[Extracted records]
################

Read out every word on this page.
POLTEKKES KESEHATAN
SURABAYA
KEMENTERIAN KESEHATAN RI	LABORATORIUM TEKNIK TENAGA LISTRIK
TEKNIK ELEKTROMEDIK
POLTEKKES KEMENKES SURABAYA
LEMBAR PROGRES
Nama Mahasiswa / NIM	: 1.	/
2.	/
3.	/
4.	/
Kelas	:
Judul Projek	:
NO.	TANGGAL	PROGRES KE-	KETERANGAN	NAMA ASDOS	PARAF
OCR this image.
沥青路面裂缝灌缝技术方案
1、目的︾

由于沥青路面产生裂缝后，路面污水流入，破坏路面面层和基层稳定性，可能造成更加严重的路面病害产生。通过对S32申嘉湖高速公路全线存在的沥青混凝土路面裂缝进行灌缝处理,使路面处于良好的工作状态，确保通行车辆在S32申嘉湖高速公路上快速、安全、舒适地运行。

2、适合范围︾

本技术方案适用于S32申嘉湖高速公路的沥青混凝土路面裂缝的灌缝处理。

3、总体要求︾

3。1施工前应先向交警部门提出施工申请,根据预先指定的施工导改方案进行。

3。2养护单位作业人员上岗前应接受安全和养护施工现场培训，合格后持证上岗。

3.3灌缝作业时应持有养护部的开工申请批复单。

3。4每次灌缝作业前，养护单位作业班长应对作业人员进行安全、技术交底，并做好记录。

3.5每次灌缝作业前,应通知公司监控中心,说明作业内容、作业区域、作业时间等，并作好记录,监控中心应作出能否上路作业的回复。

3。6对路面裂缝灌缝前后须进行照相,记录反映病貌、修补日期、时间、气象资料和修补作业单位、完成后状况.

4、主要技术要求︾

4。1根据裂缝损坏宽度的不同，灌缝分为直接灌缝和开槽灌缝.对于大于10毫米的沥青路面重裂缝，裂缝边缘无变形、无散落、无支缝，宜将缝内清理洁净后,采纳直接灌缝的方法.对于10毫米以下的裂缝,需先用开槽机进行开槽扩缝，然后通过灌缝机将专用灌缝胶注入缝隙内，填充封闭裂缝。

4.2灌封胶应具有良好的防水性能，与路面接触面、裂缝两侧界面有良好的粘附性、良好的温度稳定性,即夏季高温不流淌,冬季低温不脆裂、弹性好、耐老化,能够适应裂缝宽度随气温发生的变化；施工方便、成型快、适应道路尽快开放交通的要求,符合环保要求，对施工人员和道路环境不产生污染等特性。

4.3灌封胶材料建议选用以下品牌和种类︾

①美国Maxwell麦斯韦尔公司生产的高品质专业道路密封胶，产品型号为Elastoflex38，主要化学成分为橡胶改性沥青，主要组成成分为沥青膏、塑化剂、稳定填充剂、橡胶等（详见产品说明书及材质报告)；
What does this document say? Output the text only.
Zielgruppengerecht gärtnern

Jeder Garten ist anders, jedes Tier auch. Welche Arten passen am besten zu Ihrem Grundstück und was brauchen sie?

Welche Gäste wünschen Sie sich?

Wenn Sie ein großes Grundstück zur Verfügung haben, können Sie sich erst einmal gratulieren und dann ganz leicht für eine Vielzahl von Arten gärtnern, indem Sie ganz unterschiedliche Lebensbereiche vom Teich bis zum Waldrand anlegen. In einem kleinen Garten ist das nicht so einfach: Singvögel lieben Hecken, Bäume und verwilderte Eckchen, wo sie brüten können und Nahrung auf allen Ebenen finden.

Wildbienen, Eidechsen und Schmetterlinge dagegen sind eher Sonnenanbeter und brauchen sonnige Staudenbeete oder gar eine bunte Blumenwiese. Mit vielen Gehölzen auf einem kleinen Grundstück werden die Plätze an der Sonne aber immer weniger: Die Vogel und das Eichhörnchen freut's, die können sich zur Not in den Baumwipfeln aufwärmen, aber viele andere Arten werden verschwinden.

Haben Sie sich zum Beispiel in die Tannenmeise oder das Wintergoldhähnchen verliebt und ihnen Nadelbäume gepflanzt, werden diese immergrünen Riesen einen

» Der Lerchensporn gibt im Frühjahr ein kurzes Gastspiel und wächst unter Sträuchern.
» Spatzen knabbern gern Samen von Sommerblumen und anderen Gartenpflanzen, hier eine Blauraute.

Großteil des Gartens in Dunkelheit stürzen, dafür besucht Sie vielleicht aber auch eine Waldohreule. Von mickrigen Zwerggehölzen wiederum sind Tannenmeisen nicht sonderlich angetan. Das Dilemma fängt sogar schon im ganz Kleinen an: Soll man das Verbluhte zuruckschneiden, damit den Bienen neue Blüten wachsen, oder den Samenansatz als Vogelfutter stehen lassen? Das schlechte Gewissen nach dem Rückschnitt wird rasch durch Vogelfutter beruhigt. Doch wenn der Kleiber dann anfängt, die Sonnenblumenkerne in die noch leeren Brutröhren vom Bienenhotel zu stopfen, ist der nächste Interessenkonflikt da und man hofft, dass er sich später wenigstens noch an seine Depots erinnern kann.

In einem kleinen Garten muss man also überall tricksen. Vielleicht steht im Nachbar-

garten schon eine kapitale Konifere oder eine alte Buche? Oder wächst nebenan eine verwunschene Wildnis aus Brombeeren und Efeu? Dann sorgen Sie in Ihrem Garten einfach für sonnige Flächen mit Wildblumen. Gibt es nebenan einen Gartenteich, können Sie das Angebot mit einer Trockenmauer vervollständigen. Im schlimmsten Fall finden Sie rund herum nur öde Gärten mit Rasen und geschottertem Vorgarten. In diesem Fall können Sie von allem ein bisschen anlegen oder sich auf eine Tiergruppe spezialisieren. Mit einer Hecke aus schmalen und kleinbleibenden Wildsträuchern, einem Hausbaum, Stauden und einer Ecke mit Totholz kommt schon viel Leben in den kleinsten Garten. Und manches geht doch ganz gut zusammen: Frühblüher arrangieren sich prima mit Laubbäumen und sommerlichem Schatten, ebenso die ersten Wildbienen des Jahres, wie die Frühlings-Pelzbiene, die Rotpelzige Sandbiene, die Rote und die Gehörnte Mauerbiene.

################

_REQUIREMENTS:_
How many lines in the records above contain the word "Welche"? Reply with the number alone.

_ANSWER TO THE PROBLEM:_
2